## What to work on
Each line containing the word "settings" must be reported.

## start

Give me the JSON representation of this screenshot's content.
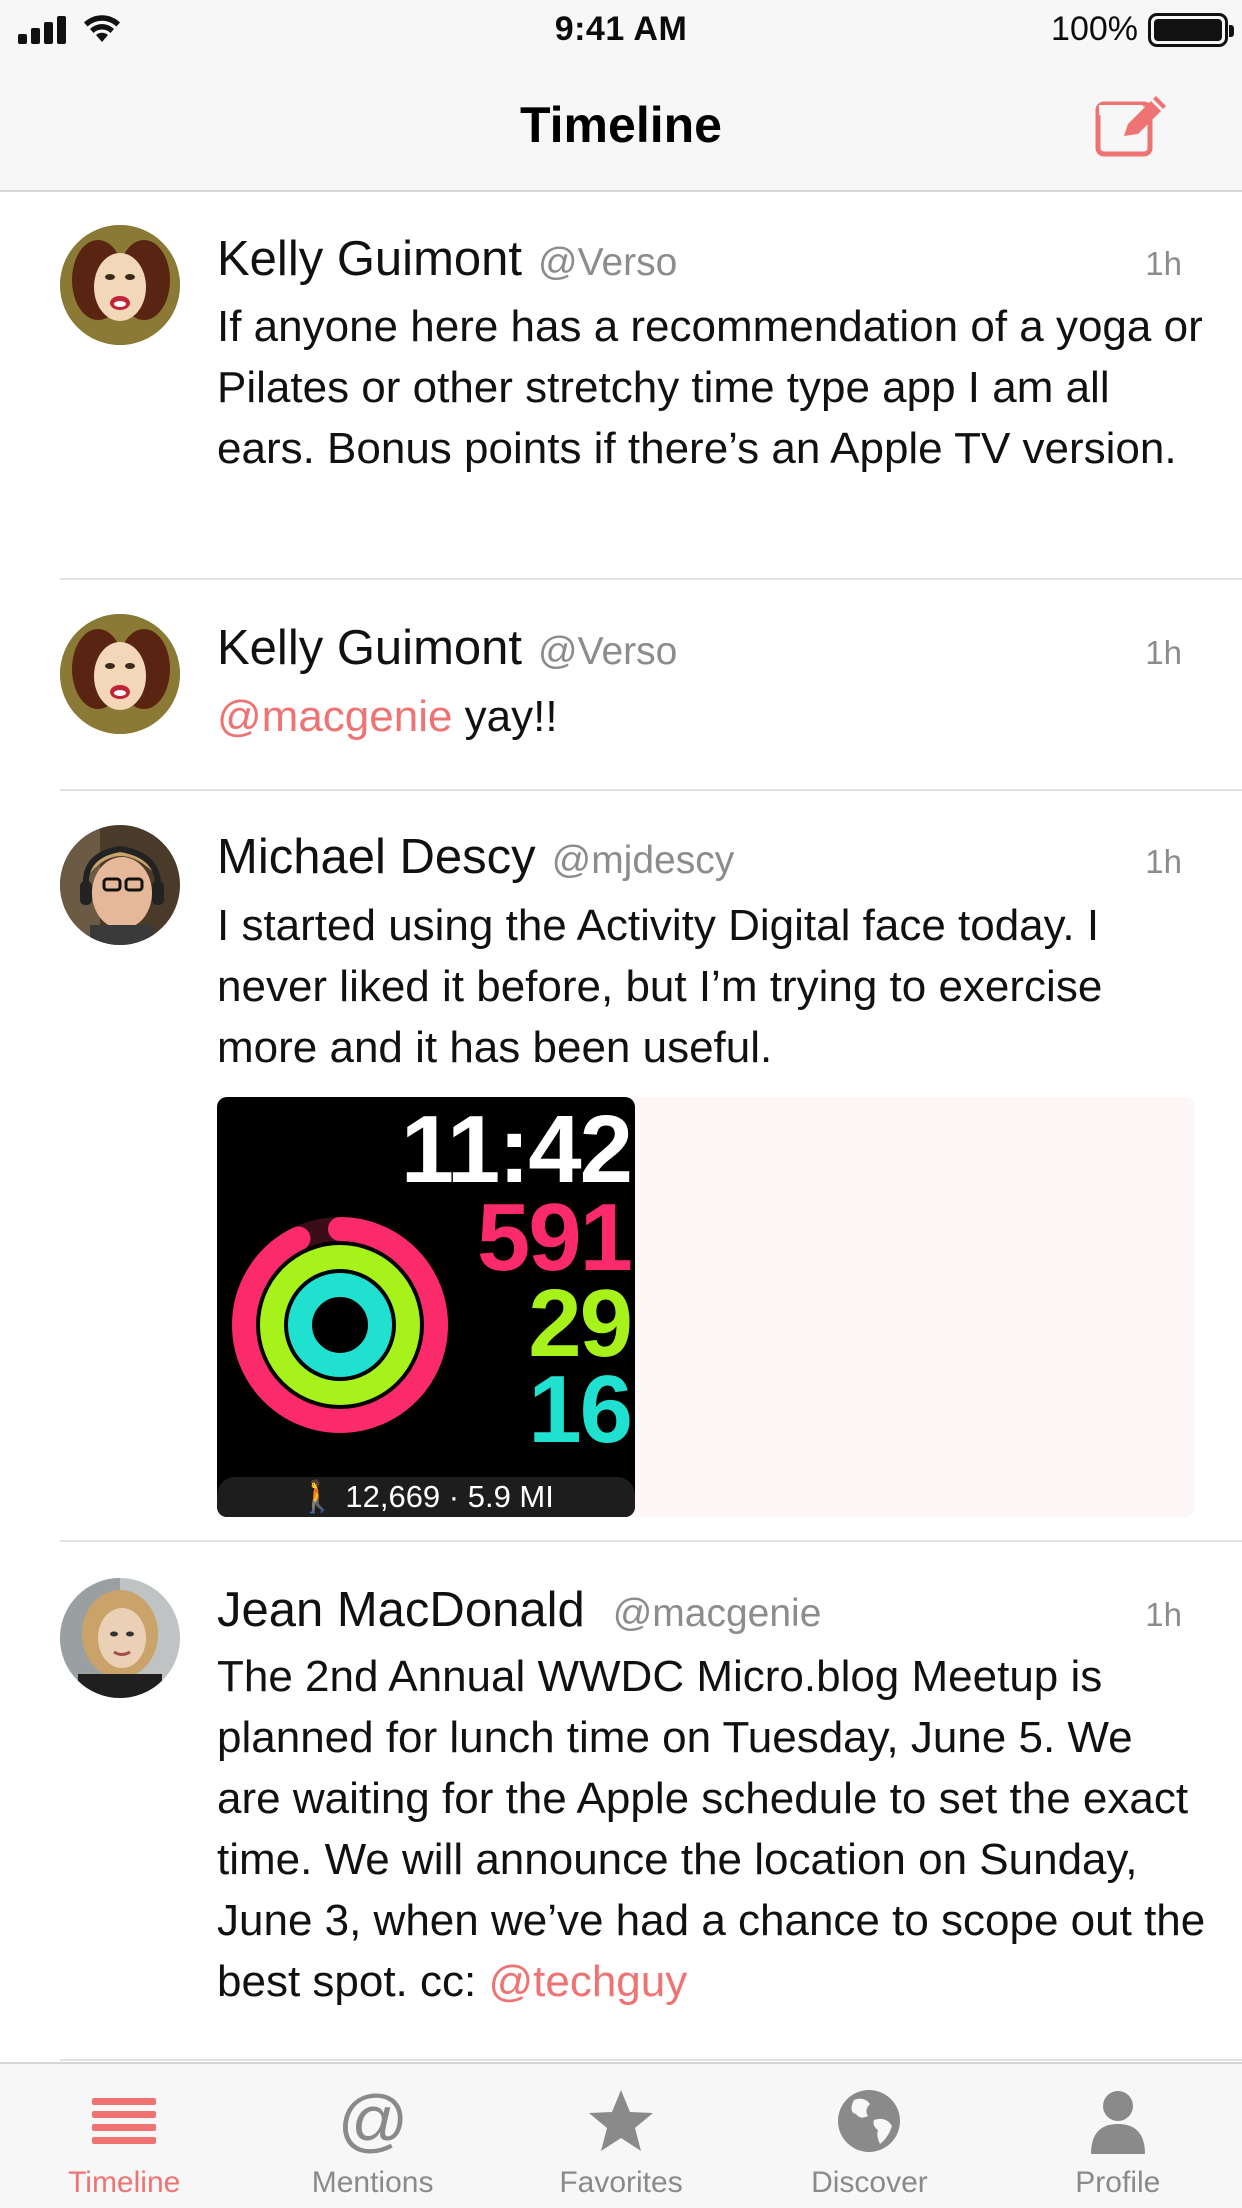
{
  "status_bar": {
    "time": "9:41 AM",
    "battery": "100%",
    "icons": [
      "cellular-signal-icon",
      "wifi-icon",
      "battery-icon"
    ]
  },
  "nav": {
    "title": "Timeline",
    "compose_icon": "compose-icon"
  },
  "colors": {
    "accent": "#f07373",
    "text": "#111111",
    "secondary": "#8c8c8c",
    "bar_background": "#f7f7f7"
  },
  "posts": [
    {
      "name": "Kelly Guimont",
      "handle": "@Verso",
      "time": "1h",
      "text": "If anyone here has a recommendation of a yoga or Pilates or other stretchy time type app I am all ears. Bonus points if there’s an Apple TV version."
    },
    {
      "name": "Kelly Guimont",
      "handle": "@Verso",
      "time": "1h",
      "mention": "@macgenie",
      "text": " yay!!"
    },
    {
      "name": "Michael Descy",
      "handle": "@mjdescy",
      "time": "1h",
      "text": "I started using the Activity Digital face today. I never liked it before, but I’m trying to exercise more and it has been useful.",
      "image": {
        "time": "11:42",
        "move": "591",
        "exercise": "29",
        "stand": "16",
        "footer": "12,669 · 5.9 MI"
      }
    },
    {
      "name": "Jean MacDonald",
      "handle": "@macgenie",
      "time": "1h",
      "text": "The 2nd Annual WWDC Micro.blog Meetup is planned for lunch time on Tuesday, June 5. We are waiting for the Apple schedule to set the exact time. We will announce the location on Sunday, June 3, when we’ve had a chance to scope out the best spot. cc: ",
      "mention": "@techguy"
    }
  ],
  "tabs": [
    {
      "label": "Timeline",
      "icon": "timeline-icon",
      "active": true
    },
    {
      "label": "Mentions",
      "icon": "at-sign-icon",
      "active": false
    },
    {
      "label": "Favorites",
      "icon": "star-icon",
      "active": false
    },
    {
      "label": "Discover",
      "icon": "globe-icon",
      "active": false
    },
    {
      "label": "Profile",
      "icon": "person-icon",
      "active": false
    }
  ]
}
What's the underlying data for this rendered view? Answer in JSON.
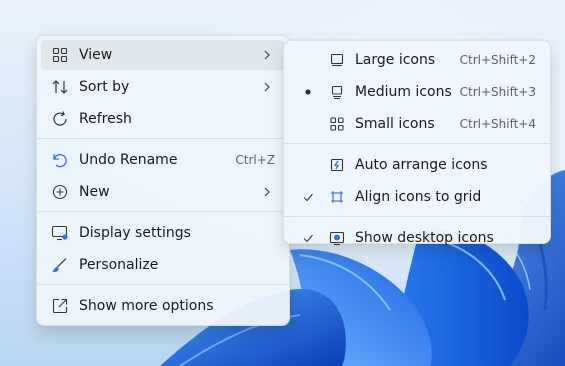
{
  "context_menu": {
    "items": [
      {
        "label": "View",
        "icon": "grid-icon",
        "has_submenu": true
      },
      {
        "label": "Sort by",
        "icon": "sort-arrows-icon",
        "has_submenu": true
      },
      {
        "label": "Refresh",
        "icon": "refresh-icon"
      },
      {
        "label": "Undo Rename",
        "icon": "undo-icon",
        "shortcut": "Ctrl+Z"
      },
      {
        "label": "New",
        "icon": "plus-circle-icon",
        "has_submenu": true
      },
      {
        "label": "Display settings",
        "icon": "monitor-settings-icon"
      },
      {
        "label": "Personalize",
        "icon": "brush-icon"
      },
      {
        "label": "Show more options",
        "icon": "open-external-icon"
      }
    ]
  },
  "view_submenu": {
    "items": [
      {
        "label": "Large icons",
        "shortcut": "Ctrl+Shift+2",
        "icon": "large-monitor-icon",
        "selected": false
      },
      {
        "label": "Medium icons",
        "shortcut": "Ctrl+Shift+3",
        "icon": "medium-monitor-icon",
        "selected": true,
        "marker": "bullet"
      },
      {
        "label": "Small icons",
        "shortcut": "Ctrl+Shift+4",
        "icon": "small-grid-icon",
        "selected": false
      },
      {
        "label": "Auto arrange icons",
        "icon": "auto-arrange-icon",
        "checked": false
      },
      {
        "label": "Align icons to grid",
        "icon": "align-grid-icon",
        "checked": true,
        "marker": "checkmark"
      },
      {
        "label": "Show desktop icons",
        "icon": "desktop-icons-icon",
        "checked": true,
        "marker": "checkmark"
      }
    ]
  },
  "colors": {
    "menu_background": "#eef5fc",
    "hover_background": "#e6ebf1",
    "text": "#1a1a1a",
    "shortcut_text": "#5f5f5f",
    "wallpaper_blue": "#1a5fd6"
  }
}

## end

## Task solution
        "label": "Display settings",
        "icon": "monitor-settings-icon"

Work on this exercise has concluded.